Express the lines of the records from the line containing "rain-streak <box>1138 1017 1155 1045</box>" through the line containing "rain-streak <box>955 1002 984 1055</box>", inclusive, as a Markdown table with the columns Row and Line, leaving out any blank lines.

start MATERIAL

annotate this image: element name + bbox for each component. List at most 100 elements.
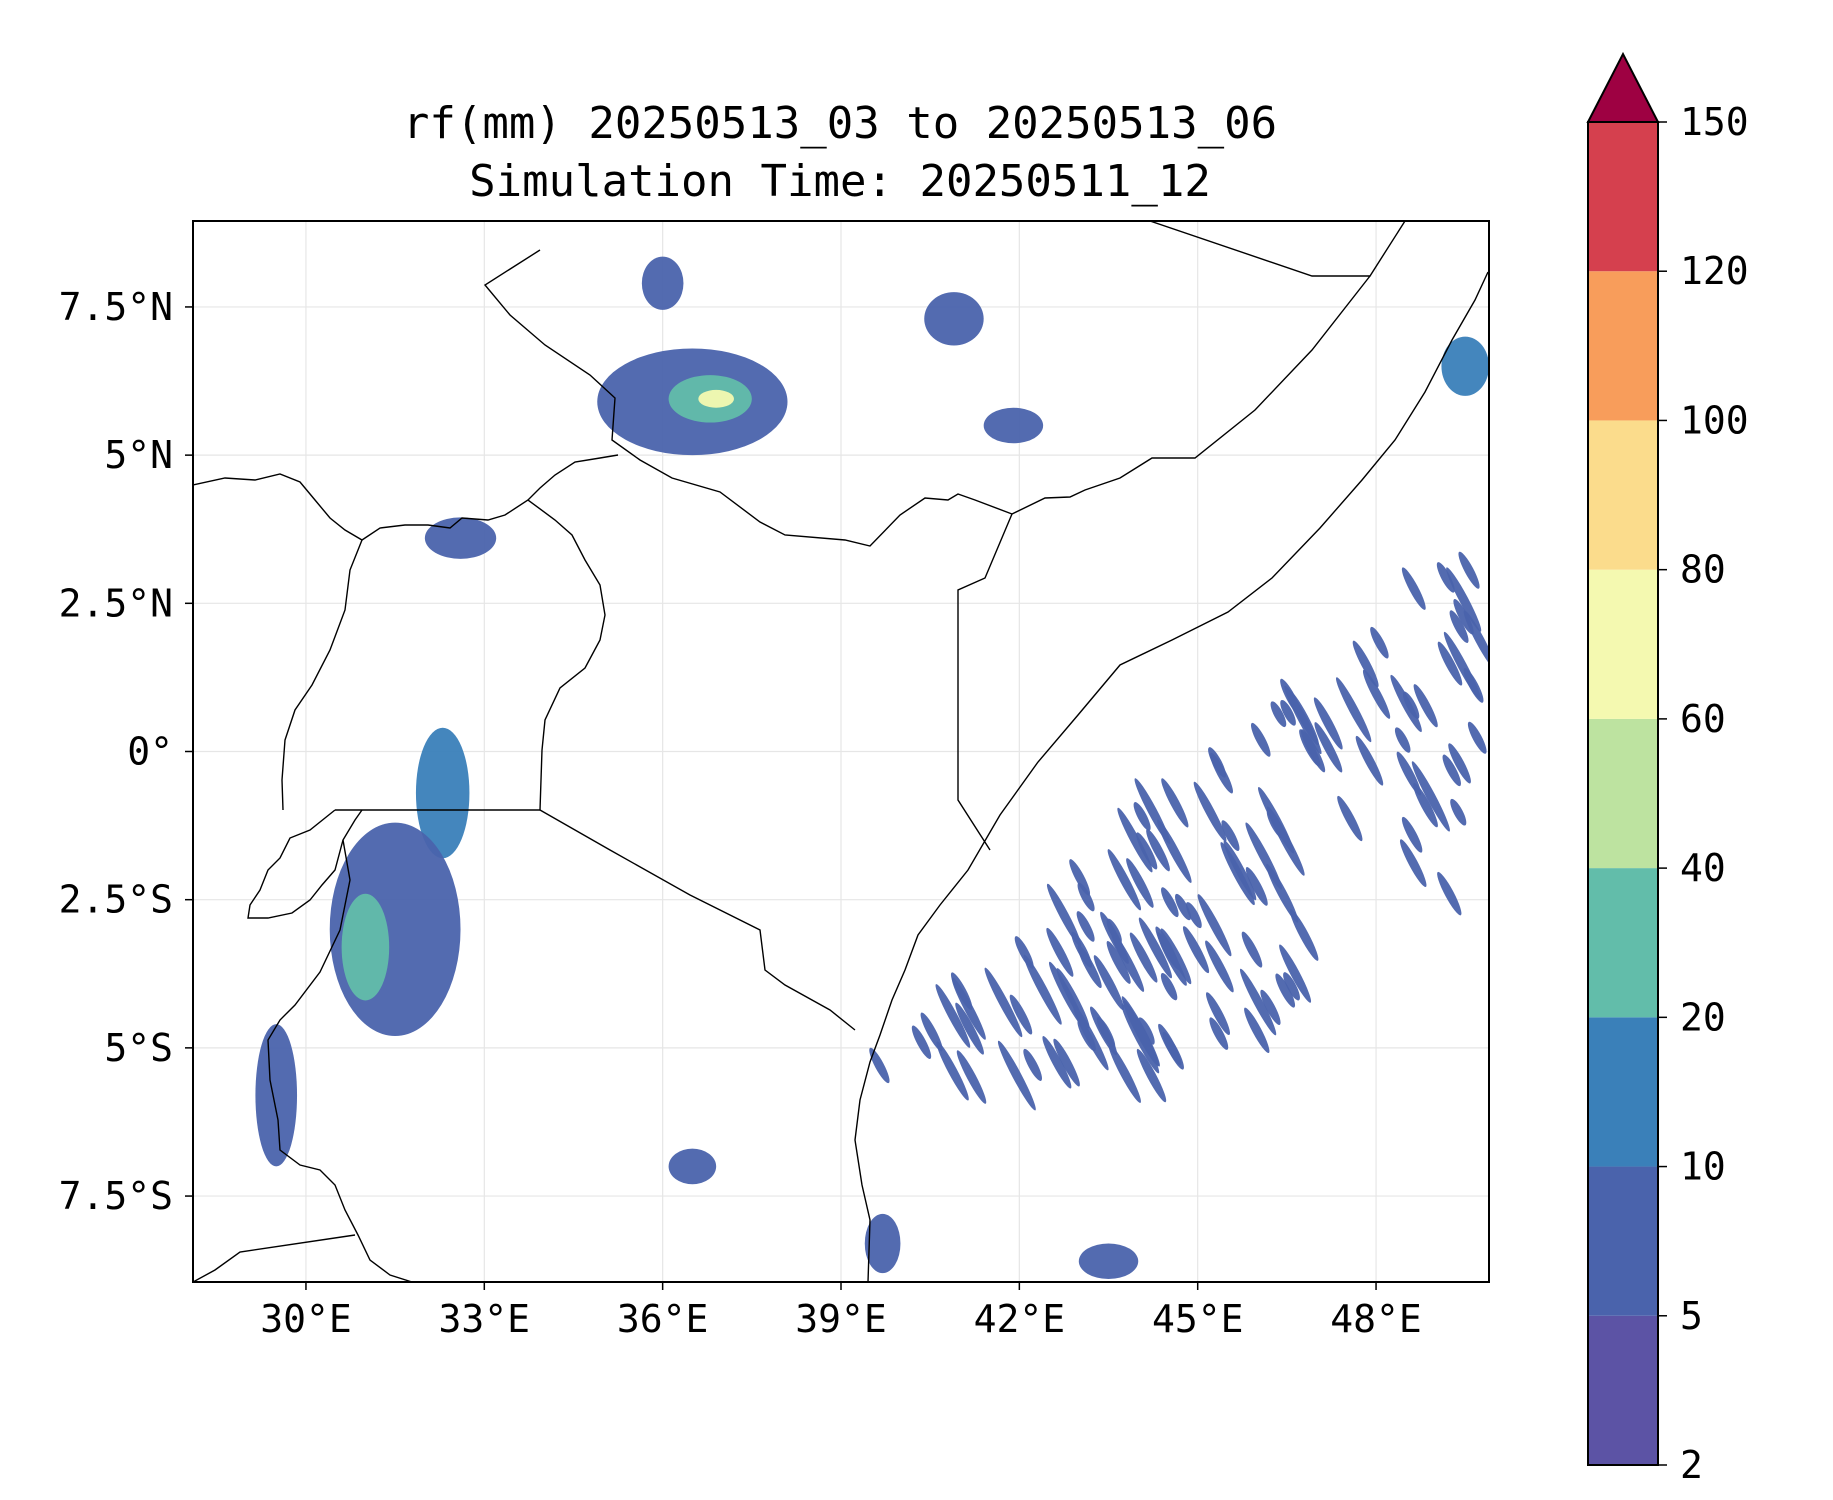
rain-streak <box>1138 1017 1155 1045</box>
colorbar: 2 5 10 20 40 60 80 100 120 150 <box>1586 51 1749 1487</box>
rain-streak <box>1362 669 1391 719</box>
x-tick-label: 42°E <box>974 1297 1066 1341</box>
rain-streak <box>1205 940 1234 993</box>
colorbar-tick-label: 100 <box>1680 398 1749 442</box>
border-ethiopia-somalia <box>1011 275 1371 515</box>
rain-streak <box>1284 685 1322 755</box>
border-south-sudan-ethiopia <box>483 249 1013 547</box>
colorbar-tick-label: 20 <box>1680 995 1726 1039</box>
rain-streak <box>1129 932 1158 983</box>
rain-streak <box>1313 697 1343 750</box>
rain-streak <box>1301 729 1326 773</box>
country-borders <box>193 221 1489 1282</box>
rain-streak <box>1467 721 1487 754</box>
border-drc-tanzania <box>267 839 413 1282</box>
rain-streak <box>1107 849 1142 911</box>
rain-streak <box>1138 917 1172 979</box>
rain-streak <box>1077 1019 1096 1052</box>
rain-streak <box>1123 1000 1159 1066</box>
rain-streak <box>1161 887 1179 918</box>
rain-cell <box>668 1148 717 1185</box>
rain-streak <box>1250 722 1271 757</box>
rain-streak <box>955 1002 984 1055</box>
rain-streak <box>1133 802 1151 831</box>
colorbar-segment <box>1588 1017 1658 1167</box>
rain-streak <box>1185 902 1202 929</box>
colorbar-segment <box>1588 569 1658 719</box>
rain-streak <box>1448 743 1471 784</box>
rain-streak <box>997 1040 1036 1111</box>
rain-streak <box>1413 783 1438 828</box>
rainfall-field <box>255 256 1489 1280</box>
rain-streak <box>1023 954 1062 1025</box>
rain-streak <box>1437 871 1462 916</box>
rain-streak <box>1401 567 1426 610</box>
rain-streak <box>1394 727 1411 753</box>
rain-streak <box>984 967 1023 1038</box>
rain-streak <box>1399 839 1427 888</box>
colorbar-segment <box>1588 271 1658 421</box>
rain-streak <box>1009 994 1033 1035</box>
rain-streak <box>935 984 971 1048</box>
colorbar-tick-label: 10 <box>1680 1145 1726 1189</box>
rain-streak <box>1182 926 1210 974</box>
rain-streak <box>1352 640 1379 688</box>
rain-streak <box>1355 735 1384 786</box>
y-tick-label: 5°N <box>104 433 173 477</box>
rain-streak <box>1197 894 1232 957</box>
rain-streak <box>1413 684 1438 728</box>
x-tick-label: 30°E <box>260 1297 352 1341</box>
rain-streak <box>1023 1048 1043 1081</box>
rain-streak <box>1136 1048 1167 1103</box>
rain-streak <box>1221 820 1240 851</box>
rain-streak <box>1458 551 1480 589</box>
rain-cell <box>255 1024 298 1167</box>
y-tick-label: 0° <box>127 730 173 774</box>
x-tick-label: 45°E <box>1152 1297 1244 1341</box>
y-axis: 7.5°N 5°N 2.5°N 0° 2.5°S 5°S 7.5°S <box>59 285 193 1218</box>
rain-streak <box>1193 781 1227 842</box>
rain-streak <box>1279 944 1312 1003</box>
rain-streak <box>951 977 986 1040</box>
rain-streak <box>1209 1017 1229 1050</box>
rain-cell <box>1078 1243 1139 1280</box>
rain-streak <box>1046 927 1074 977</box>
rain-cell <box>1441 336 1489 396</box>
colorbar-tick-label: 40 <box>1680 846 1726 890</box>
rain-streak <box>1401 816 1423 853</box>
border-south-sudan-uganda <box>193 454 619 541</box>
colorbar-segment <box>1588 420 1658 570</box>
rain-streak <box>1244 1007 1270 1054</box>
border-rwanda-burundi <box>247 809 363 919</box>
x-tick-label: 33°E <box>439 1297 531 1341</box>
border-djibouti <box>1149 221 1406 277</box>
rain-streak <box>911 1025 932 1060</box>
rain-streak <box>1453 599 1474 635</box>
rain-streak <box>1411 761 1450 832</box>
rain-streak <box>1335 677 1372 743</box>
y-tick-label: 7.5°S <box>59 1174 173 1218</box>
y-tick-label: 2.5°S <box>59 878 173 922</box>
rain-streak <box>1450 798 1467 826</box>
rain-cell <box>415 727 470 859</box>
rain-streak <box>1449 610 1469 643</box>
colorbar-tick-label: 60 <box>1680 697 1726 741</box>
rain-streak <box>1136 832 1158 870</box>
coastline-east-africa <box>854 271 1489 1282</box>
border-kenya-somalia <box>957 513 1013 851</box>
rain-cell <box>698 389 734 408</box>
rain-streak <box>1053 1038 1080 1087</box>
x-tick-label: 36°E <box>617 1297 709 1341</box>
rain-streak <box>1239 968 1277 1036</box>
colorbar-tick-label: 120 <box>1680 249 1749 293</box>
rain-streak <box>956 1050 987 1104</box>
colorbar-segment <box>1588 1315 1658 1465</box>
rain-streak <box>1048 961 1086 1029</box>
rain-streak <box>1280 699 1296 726</box>
rain-streak <box>1266 809 1285 839</box>
rain-streak <box>1390 674 1422 733</box>
map-gridlines <box>193 221 1489 1282</box>
colorbar-tick-label: 2 <box>1680 1443 1703 1487</box>
rain-streak <box>1108 1043 1141 1103</box>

end MATERIAL

▶ **TASK ANSWER**
| Row | Line |
|---|---|
| 1 | rain-streak <box>1138 1017 1155 1045</box> |
| 2 | colorbar: 2 5 10 20 40 60 80 100 120 150 <box>1586 51 1749 1487</box> |
| 3 | rain-streak <box>1362 669 1391 719</box> |
| 4 | x-tick-label: 42°E <box>974 1297 1066 1341</box> |
| 5 | rain-streak <box>1205 940 1234 993</box> |
| 6 | colorbar-tick-label: 100 <box>1680 398 1749 442</box> |
| 7 | border-ethiopia-somalia <box>1011 275 1371 515</box> |
| 8 | rain-streak <box>1284 685 1322 755</box> |
| 9 | border-south-sudan-ethiopia <box>483 249 1013 547</box> |
| 10 | colorbar-tick-label: 20 <box>1680 995 1726 1039</box> |
| 11 | rain-streak <box>1129 932 1158 983</box> |
| 12 | rain-streak <box>1313 697 1343 750</box> |
| 13 | rain-streak <box>1301 729 1326 773</box> |
| 14 | country-borders <box>193 221 1489 1282</box> |
| 15 | rain-streak <box>1467 721 1487 754</box> |
| 16 | border-drc-tanzania <box>267 839 413 1282</box> |
| 17 | rain-streak <box>1107 849 1142 911</box> |
| 18 | rain-streak <box>1138 917 1172 979</box> |
| 19 | rain-streak <box>1077 1019 1096 1052</box> |
| 20 | rain-streak <box>1123 1000 1159 1066</box> |
| 21 | rain-streak <box>1161 887 1179 918</box> |
| 22 | rain-cell <box>668 1148 717 1185</box> |
| 23 | rain-streak <box>1250 722 1271 757</box> |
| 24 | rain-streak <box>955 1002 984 1055</box> |